## Given information
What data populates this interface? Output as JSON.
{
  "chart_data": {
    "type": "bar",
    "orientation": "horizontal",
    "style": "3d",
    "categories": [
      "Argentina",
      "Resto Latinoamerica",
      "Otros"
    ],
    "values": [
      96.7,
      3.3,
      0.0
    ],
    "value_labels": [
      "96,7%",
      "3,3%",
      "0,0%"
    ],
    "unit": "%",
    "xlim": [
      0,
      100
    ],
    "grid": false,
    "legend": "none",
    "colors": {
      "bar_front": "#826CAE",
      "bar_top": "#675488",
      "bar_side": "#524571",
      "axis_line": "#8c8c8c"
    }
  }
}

## Stated task
Write out the entries above once more, without altering anything.

## Expected output
What data populates this interface? Output as JSON.
{
  "chart_data": {
    "type": "bar",
    "orientation": "horizontal",
    "style": "3d",
    "categories": [
      "Argentina",
      "Resto Latinoamerica",
      "Otros"
    ],
    "values": [
      96.7,
      3.3,
      0.0
    ],
    "value_labels": [
      "96,7%",
      "3,3%",
      "0,0%"
    ],
    "unit": "%",
    "xlim": [
      0,
      100
    ],
    "grid": false,
    "legend": "none",
    "colors": {
      "bar_front": "#826CAE",
      "bar_top": "#675488",
      "bar_side": "#524571",
      "axis_line": "#8c8c8c"
    }
  }
}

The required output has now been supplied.